**What you have to do**
Exclude the pictures and return every line exactly as written.

**Given records**
- - - - -
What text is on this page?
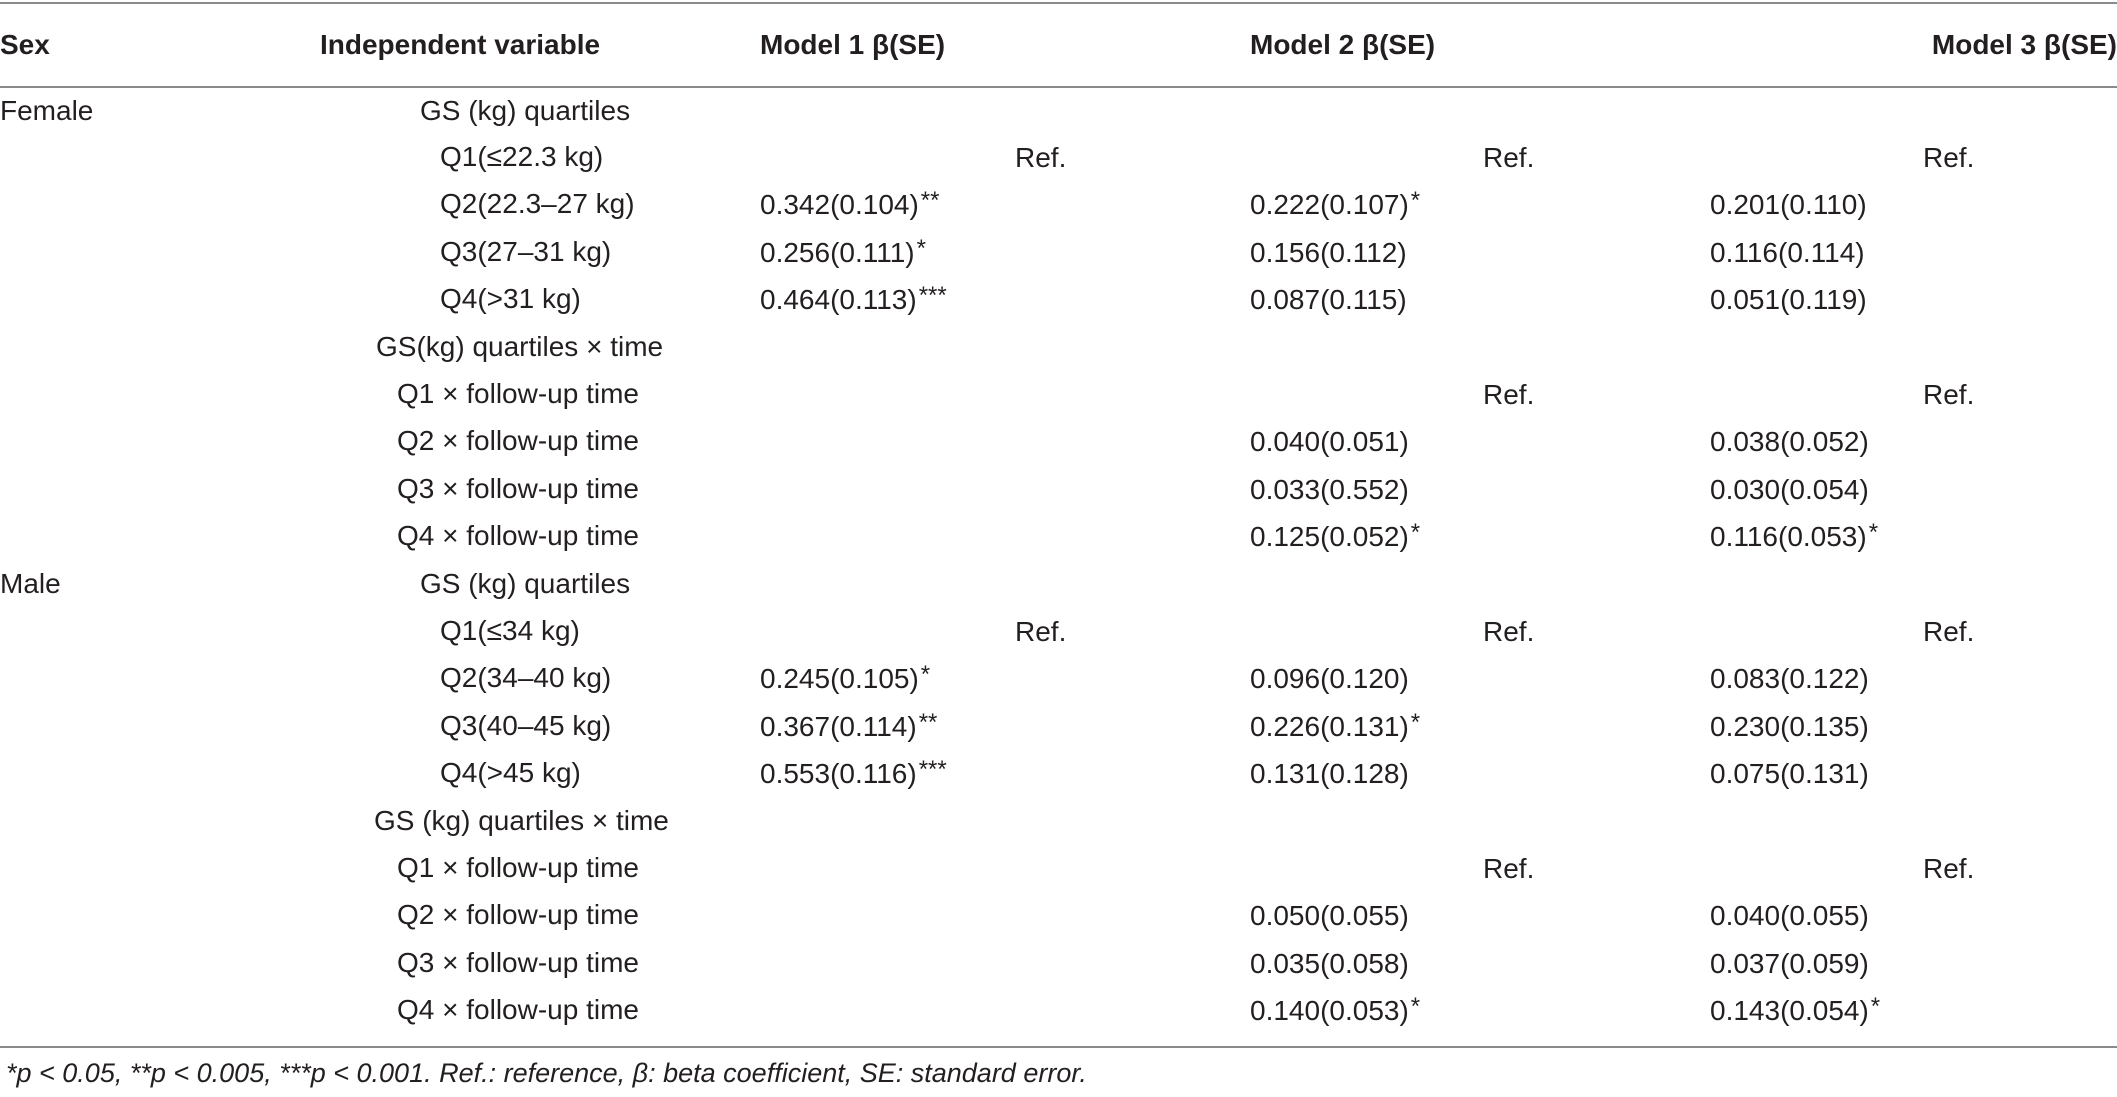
Sex	Independent variable	Model 1 β(SE)	Model 2 β(SE)	Model 3 β(SE)
Female	GS (kg) quartiles			
	Q1(≤22.3 kg)	Ref.	Ref.	Ref.
	Q2(22.3–27 kg)	0.342(0.104)**	0.222(0.107)*	0.201(0.110)
	Q3(27–31 kg)	0.256(0.111)*	0.156(0.112)	0.116(0.114)
	Q4(>31 kg)	0.464(0.113)***	0.087(0.115)	0.051(0.119)
	GS(kg) quartiles × time			
	Q1 × follow-up time		Ref.	Ref.
	Q2 × follow-up time		0.040(0.051)	0.038(0.052)
	Q3 × follow-up time		0.033(0.552)	0.030(0.054)
	Q4 × follow-up time		0.125(0.052)*	0.116(0.053)*
Male	GS (kg) quartiles			
	Q1(≤34 kg)	Ref.	Ref.	Ref.
	Q2(34–40 kg)	0.245(0.105)*	0.096(0.120)	0.083(0.122)
	Q3(40–45 kg)	0.367(0.114)**	0.226(0.131)*	0.230(0.135)
	Q4(>45 kg)	0.553(0.116)***	0.131(0.128)	0.075(0.131)
	GS (kg) quartiles × time			
	Q1 × follow-up time		Ref.	Ref.
	Q2 × follow-up time		0.050(0.055)	0.040(0.055)
	Q3 × follow-up time		0.035(0.058)	0.037(0.059)
	Q4 × follow-up time		0.140(0.053)*	0.143(0.054)*
*p < 0.05, **p < 0.005, ***p < 0.001. Ref.: reference, β: beta coefficient, SE: standard error.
- - - - -
**Task result**
What text is on this page?
Sex	Independent variable	Model 1 β(SE)	Model 2 β(SE)	Model 3 β(SE)
Female	GS (kg) quartiles			
	Q1(≤22.3 kg)	Ref.	Ref.	Ref.
	Q2(22.3–27 kg)	0.342(0.104)**	0.222(0.107)*	0.201(0.110)
	Q3(27–31 kg)	0.256(0.111)*	0.156(0.112)	0.116(0.114)
	Q4(>31 kg)	0.464(0.113)***	0.087(0.115)	0.051(0.119)
	GS(kg) quartiles × time			
	Q1 × follow-up time		Ref.	Ref.
	Q2 × follow-up time		0.040(0.051)	0.038(0.052)
	Q3 × follow-up time		0.033(0.552)	0.030(0.054)
	Q4 × follow-up time		0.125(0.052)*	0.116(0.053)*
Male	GS (kg) quartiles			
	Q1(≤34 kg)	Ref.	Ref.	Ref.
	Q2(34–40 kg)	0.245(0.105)*	0.096(0.120)	0.083(0.122)
	Q3(40–45 kg)	0.367(0.114)**	0.226(0.131)*	0.230(0.135)
	Q4(>45 kg)	0.553(0.116)***	0.131(0.128)	0.075(0.131)
	GS (kg) quartiles × time			
	Q1 × follow-up time		Ref.	Ref.
	Q2 × follow-up time		0.050(0.055)	0.040(0.055)
	Q3 × follow-up time		0.035(0.058)	0.037(0.059)
	Q4 × follow-up time		0.140(0.053)*	0.143(0.054)*
*p < 0.05, **p < 0.005, ***p < 0.001. Ref.: reference, β: beta coefficient, SE: standard error.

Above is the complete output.